→ EXERCISE INSTRUCTIONS: Output only the span of lines that begins at the line containing "Output a JSON" and ends at the last line of the data, both included, exactly as they appear.

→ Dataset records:
========

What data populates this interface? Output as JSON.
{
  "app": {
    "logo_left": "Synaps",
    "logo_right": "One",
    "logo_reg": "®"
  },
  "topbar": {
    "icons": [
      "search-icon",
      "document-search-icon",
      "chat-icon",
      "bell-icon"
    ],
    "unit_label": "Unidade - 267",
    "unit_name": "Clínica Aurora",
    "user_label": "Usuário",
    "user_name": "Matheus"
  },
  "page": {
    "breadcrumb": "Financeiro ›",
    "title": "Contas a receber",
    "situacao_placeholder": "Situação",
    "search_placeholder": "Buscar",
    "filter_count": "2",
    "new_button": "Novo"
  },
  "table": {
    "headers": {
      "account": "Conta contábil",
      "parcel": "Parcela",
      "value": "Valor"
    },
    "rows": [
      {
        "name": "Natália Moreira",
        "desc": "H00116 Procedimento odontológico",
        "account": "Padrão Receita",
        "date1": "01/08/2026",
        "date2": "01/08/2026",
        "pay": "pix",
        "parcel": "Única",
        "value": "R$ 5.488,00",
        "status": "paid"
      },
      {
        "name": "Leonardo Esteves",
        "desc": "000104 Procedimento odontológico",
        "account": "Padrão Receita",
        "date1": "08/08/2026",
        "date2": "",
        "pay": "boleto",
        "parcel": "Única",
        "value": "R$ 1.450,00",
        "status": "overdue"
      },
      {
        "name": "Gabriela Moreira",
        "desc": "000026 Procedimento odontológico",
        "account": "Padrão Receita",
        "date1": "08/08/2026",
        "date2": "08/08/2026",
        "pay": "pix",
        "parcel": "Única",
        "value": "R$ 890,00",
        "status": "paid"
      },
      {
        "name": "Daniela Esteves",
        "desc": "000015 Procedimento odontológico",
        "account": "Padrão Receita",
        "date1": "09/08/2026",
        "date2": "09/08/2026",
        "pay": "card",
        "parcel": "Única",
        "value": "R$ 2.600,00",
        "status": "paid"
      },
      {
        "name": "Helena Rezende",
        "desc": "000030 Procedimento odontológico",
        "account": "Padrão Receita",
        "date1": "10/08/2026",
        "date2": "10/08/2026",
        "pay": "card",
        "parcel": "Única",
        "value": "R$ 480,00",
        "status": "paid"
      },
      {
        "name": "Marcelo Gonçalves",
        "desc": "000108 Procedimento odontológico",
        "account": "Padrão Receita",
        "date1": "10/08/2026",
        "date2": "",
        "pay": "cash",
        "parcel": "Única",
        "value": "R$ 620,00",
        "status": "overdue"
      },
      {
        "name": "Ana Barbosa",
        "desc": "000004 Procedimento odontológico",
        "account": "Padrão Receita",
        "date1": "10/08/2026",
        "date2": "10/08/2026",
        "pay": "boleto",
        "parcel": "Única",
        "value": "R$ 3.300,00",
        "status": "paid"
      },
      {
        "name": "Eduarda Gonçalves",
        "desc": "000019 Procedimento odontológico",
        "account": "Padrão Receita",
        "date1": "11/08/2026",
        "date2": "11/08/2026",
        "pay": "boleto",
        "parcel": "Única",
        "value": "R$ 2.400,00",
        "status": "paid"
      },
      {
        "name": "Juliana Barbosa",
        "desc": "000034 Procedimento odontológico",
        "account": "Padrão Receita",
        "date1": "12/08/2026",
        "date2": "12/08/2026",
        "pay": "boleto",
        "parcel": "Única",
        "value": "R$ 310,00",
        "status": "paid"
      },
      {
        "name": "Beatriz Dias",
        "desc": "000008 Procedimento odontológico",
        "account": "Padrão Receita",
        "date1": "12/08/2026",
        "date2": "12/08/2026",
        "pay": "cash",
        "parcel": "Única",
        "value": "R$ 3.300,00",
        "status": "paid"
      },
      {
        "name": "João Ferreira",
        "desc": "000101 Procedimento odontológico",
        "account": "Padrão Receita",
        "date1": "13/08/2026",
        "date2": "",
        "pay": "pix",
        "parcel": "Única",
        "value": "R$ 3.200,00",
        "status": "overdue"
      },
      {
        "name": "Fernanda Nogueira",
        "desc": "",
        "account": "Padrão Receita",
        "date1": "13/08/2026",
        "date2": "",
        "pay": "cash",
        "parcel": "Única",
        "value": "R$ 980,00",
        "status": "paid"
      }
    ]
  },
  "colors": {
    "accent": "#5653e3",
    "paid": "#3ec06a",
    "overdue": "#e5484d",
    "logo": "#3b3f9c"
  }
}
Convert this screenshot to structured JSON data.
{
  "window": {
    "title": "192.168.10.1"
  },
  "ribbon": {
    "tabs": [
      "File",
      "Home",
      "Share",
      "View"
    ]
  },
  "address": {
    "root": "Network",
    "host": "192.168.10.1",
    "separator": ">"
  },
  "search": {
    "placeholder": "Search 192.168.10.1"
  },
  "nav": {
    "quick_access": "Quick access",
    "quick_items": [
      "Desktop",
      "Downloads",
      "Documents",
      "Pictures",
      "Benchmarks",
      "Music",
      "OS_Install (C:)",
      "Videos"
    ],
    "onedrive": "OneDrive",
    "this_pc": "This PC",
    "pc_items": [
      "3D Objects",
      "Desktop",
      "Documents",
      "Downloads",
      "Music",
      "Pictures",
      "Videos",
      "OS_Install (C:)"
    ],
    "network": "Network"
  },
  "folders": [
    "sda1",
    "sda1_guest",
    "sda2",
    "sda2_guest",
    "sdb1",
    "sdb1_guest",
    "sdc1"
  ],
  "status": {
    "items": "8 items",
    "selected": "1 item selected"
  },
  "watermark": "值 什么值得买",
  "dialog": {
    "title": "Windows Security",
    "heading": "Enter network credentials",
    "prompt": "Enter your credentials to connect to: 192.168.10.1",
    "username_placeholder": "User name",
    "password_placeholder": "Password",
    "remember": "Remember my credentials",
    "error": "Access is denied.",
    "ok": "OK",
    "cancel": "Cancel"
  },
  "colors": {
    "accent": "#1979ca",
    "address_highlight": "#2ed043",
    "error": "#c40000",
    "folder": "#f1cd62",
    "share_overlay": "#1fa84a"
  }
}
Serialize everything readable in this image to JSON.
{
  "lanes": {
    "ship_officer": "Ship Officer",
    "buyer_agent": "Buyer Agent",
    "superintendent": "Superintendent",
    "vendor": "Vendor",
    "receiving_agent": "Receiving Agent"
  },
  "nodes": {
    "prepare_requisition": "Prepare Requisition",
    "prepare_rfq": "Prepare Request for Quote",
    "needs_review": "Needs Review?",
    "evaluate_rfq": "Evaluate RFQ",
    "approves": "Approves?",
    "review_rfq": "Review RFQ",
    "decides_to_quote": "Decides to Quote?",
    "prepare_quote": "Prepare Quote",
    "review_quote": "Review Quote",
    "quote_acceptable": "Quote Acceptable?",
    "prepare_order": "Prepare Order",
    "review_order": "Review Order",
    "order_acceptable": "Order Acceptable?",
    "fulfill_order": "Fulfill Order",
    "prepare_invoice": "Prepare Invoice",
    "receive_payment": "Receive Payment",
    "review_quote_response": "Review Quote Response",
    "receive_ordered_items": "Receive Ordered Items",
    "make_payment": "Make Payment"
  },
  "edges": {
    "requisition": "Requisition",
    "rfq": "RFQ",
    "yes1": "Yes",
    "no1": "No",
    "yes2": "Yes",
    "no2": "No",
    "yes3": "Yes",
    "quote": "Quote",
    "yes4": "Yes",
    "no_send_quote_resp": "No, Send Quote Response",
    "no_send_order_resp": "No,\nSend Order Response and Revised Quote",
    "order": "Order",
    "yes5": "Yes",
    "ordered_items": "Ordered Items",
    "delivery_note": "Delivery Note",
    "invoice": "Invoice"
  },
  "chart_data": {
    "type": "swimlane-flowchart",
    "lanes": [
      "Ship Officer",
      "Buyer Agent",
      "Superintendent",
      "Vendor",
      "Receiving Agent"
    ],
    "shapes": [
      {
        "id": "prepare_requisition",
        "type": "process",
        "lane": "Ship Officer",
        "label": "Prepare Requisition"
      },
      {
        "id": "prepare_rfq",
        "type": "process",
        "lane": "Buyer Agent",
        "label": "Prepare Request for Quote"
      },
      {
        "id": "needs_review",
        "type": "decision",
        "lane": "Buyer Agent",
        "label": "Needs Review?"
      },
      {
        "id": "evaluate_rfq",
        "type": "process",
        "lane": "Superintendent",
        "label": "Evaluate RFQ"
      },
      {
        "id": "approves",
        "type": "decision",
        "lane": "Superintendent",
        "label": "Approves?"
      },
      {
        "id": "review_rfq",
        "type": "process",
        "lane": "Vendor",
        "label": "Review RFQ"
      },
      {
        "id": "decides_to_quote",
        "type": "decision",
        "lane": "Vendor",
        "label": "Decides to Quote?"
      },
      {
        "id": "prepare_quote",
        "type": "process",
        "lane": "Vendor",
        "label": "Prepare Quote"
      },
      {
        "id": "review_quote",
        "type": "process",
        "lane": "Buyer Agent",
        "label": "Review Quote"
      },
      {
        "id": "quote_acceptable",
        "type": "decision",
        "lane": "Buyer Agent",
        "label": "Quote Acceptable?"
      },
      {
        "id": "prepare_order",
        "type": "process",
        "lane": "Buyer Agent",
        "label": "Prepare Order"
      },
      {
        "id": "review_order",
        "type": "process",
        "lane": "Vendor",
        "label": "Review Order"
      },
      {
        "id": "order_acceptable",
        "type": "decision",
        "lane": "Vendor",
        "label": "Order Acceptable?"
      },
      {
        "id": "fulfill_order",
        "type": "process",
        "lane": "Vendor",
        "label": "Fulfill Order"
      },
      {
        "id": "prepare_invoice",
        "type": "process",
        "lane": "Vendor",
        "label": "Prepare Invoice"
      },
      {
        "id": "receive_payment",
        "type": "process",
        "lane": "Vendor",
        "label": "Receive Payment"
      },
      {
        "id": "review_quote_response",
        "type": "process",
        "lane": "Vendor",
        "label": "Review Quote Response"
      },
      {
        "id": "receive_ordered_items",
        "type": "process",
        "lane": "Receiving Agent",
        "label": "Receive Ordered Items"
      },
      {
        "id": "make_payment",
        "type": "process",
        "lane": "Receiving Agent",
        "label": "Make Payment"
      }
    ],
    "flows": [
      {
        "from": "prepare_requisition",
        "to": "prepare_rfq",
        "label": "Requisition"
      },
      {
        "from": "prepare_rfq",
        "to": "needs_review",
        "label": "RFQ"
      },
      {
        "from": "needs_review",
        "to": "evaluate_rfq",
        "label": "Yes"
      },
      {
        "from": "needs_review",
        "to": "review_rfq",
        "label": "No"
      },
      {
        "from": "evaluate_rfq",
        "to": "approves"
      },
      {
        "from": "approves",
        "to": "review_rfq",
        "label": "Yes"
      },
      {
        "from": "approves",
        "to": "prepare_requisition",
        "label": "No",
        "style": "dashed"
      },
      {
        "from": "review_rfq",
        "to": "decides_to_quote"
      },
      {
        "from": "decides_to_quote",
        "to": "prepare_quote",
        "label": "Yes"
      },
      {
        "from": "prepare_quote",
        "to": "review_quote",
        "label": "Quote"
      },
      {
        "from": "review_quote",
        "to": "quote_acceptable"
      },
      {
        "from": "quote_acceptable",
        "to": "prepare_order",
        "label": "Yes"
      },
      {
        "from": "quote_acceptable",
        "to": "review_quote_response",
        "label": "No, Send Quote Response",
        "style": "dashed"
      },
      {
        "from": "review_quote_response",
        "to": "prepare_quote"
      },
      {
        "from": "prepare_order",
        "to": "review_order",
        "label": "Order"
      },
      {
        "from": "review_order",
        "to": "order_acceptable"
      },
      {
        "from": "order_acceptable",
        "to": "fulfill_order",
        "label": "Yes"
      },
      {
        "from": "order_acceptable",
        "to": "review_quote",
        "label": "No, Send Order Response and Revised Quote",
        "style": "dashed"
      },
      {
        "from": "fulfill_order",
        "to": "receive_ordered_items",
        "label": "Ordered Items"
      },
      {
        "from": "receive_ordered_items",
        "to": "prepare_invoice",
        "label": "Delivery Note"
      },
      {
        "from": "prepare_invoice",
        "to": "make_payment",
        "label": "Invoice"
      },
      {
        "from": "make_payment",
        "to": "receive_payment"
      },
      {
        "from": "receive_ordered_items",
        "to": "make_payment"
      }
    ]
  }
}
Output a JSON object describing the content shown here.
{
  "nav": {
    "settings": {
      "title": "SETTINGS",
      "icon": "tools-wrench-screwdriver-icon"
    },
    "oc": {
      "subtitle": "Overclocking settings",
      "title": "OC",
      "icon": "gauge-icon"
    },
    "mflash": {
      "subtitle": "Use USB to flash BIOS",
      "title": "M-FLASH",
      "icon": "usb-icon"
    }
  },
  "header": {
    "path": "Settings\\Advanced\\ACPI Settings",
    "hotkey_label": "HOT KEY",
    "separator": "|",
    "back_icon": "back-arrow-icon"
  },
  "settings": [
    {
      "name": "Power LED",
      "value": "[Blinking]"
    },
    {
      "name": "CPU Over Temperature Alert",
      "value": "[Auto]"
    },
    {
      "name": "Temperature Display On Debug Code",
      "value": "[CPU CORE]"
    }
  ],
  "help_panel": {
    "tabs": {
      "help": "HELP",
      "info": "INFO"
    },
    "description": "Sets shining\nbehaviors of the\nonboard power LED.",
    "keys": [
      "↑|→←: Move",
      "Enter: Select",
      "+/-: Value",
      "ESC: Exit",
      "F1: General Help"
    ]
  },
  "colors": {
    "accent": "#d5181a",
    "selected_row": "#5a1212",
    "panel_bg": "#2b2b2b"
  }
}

========

→ OUTPUT:
Output a JSON object describing the content shown here.
{
  "nav": {
    "settings": {
      "title": "SETTINGS",
      "icon": "tools-wrench-screwdriver-icon"
    },
    "oc": {
      "subtitle": "Overclocking settings",
      "title": "OC",
      "icon": "gauge-icon"
    },
    "mflash": {
      "subtitle": "Use USB to flash BIOS",
      "title": "M-FLASH",
      "icon": "usb-icon"
    }
  },
  "header": {
    "path": "Settings\\Advanced\\ACPI Settings",
    "hotkey_label": "HOT KEY",
    "separator": "|",
    "back_icon": "back-arrow-icon"
  },
  "settings": [
    {
      "name": "Power LED",
      "value": "[Blinking]"
    },
    {
      "name": "CPU Over Temperature Alert",
      "value": "[Auto]"
    },
    {
      "name": "Temperature Display On Debug Code",
      "value": "[CPU CORE]"
    }
  ],
  "help_panel": {
    "tabs": {
      "help": "HELP",
      "info": "INFO"
    },
    "description": "Sets shining\nbehaviors of the\nonboard power LED.",
    "keys": [
      "↑|→←: Move",
      "Enter: Select",
      "+/-: Value",
      "ESC: Exit",
      "F1: General Help"
    ]
  },
  "colors": {
    "accent": "#d5181a",
    "selected_row": "#5a1212",
    "panel_bg": "#2b2b2b"
  }
}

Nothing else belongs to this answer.